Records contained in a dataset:
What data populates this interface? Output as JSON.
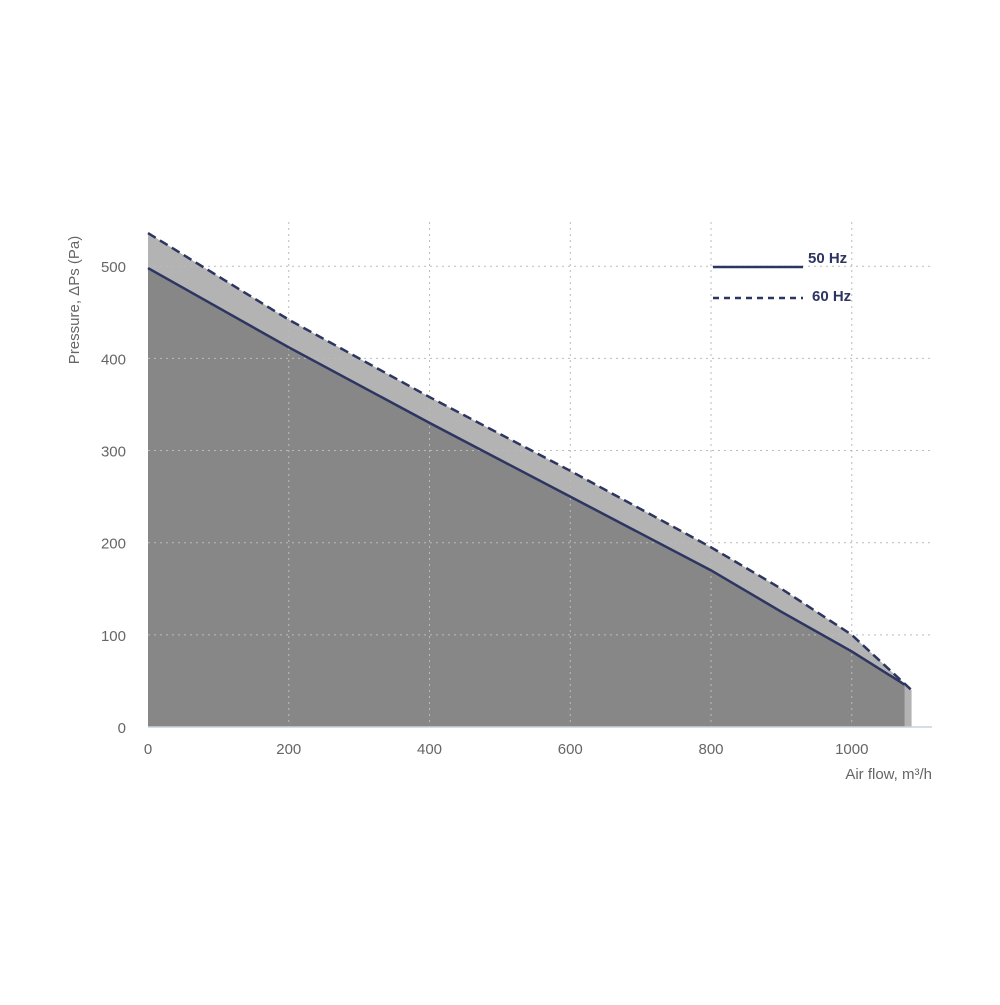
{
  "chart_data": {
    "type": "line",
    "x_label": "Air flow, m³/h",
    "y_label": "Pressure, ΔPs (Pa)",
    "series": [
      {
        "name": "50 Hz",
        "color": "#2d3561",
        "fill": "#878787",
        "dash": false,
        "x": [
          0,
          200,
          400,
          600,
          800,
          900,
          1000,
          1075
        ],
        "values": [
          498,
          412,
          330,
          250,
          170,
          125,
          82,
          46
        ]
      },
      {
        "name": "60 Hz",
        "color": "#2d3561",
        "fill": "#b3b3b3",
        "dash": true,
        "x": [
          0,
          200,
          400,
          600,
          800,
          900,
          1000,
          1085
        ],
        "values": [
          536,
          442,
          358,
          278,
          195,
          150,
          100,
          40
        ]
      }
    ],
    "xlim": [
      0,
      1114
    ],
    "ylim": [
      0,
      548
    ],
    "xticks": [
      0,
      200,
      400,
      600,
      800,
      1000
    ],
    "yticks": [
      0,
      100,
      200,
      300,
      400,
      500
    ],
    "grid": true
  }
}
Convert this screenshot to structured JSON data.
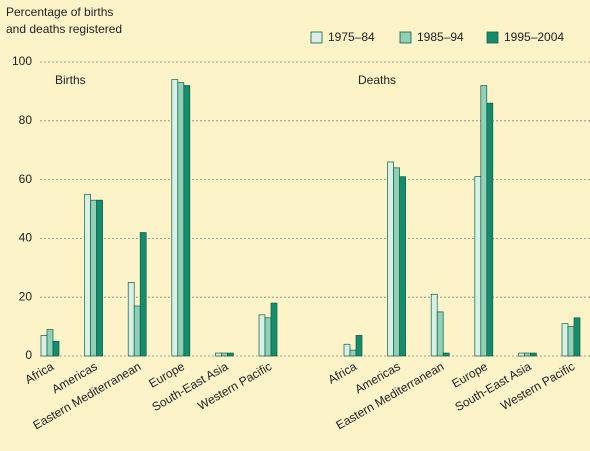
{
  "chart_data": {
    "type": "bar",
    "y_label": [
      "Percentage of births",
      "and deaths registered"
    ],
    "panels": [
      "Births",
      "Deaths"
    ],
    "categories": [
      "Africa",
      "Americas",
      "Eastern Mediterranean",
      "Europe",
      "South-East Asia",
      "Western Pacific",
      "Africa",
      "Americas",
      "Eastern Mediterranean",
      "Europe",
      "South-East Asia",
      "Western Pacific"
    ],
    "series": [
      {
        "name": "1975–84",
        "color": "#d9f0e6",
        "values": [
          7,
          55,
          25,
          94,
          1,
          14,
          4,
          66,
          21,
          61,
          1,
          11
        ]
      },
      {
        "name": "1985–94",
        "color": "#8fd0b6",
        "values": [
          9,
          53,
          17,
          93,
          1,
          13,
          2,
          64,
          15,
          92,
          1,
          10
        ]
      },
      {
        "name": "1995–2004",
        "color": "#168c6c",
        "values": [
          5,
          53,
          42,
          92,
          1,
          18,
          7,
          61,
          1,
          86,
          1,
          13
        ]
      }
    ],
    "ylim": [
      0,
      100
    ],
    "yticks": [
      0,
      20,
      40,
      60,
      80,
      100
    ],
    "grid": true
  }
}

The task: Write out each line of the data exactly; the images should be left out.

Final answer:
What data populates this interface? Output as JSON.
{
  "chart_data": {
    "type": "line",
    "x_label": "Air flow, m³/h",
    "y_label": "Pressure, ΔPs (Pa)",
    "series": [
      {
        "name": "50 Hz",
        "color": "#2d3561",
        "fill": "#878787",
        "dash": false,
        "x": [
          0,
          200,
          400,
          600,
          800,
          900,
          1000,
          1075
        ],
        "values": [
          498,
          412,
          330,
          250,
          170,
          125,
          82,
          46
        ]
      },
      {
        "name": "60 Hz",
        "color": "#2d3561",
        "fill": "#b3b3b3",
        "dash": true,
        "x": [
          0,
          200,
          400,
          600,
          800,
          900,
          1000,
          1085
        ],
        "values": [
          536,
          442,
          358,
          278,
          195,
          150,
          100,
          40
        ]
      }
    ],
    "xlim": [
      0,
      1114
    ],
    "ylim": [
      0,
      548
    ],
    "xticks": [
      0,
      200,
      400,
      600,
      800,
      1000
    ],
    "yticks": [
      0,
      100,
      200,
      300,
      400,
      500
    ],
    "grid": true
  }
}
Convert this screenshot to structured JSON data.
{
  "chart_data": {
    "type": "bar",
    "y_label": [
      "Percentage of births",
      "and deaths registered"
    ],
    "panels": [
      "Births",
      "Deaths"
    ],
    "categories": [
      "Africa",
      "Americas",
      "Eastern Mediterranean",
      "Europe",
      "South-East Asia",
      "Western Pacific",
      "Africa",
      "Americas",
      "Eastern Mediterranean",
      "Europe",
      "South-East Asia",
      "Western Pacific"
    ],
    "series": [
      {
        "name": "1975–84",
        "color": "#d9f0e6",
        "values": [
          7,
          55,
          25,
          94,
          1,
          14,
          4,
          66,
          21,
          61,
          1,
          11
        ]
      },
      {
        "name": "1985–94",
        "color": "#8fd0b6",
        "values": [
          9,
          53,
          17,
          93,
          1,
          13,
          2,
          64,
          15,
          92,
          1,
          10
        ]
      },
      {
        "name": "1995–2004",
        "color": "#168c6c",
        "values": [
          5,
          53,
          42,
          92,
          1,
          18,
          7,
          61,
          1,
          86,
          1,
          13
        ]
      }
    ],
    "ylim": [
      0,
      100
    ],
    "yticks": [
      0,
      20,
      40,
      60,
      80,
      100
    ],
    "grid": true
  }
}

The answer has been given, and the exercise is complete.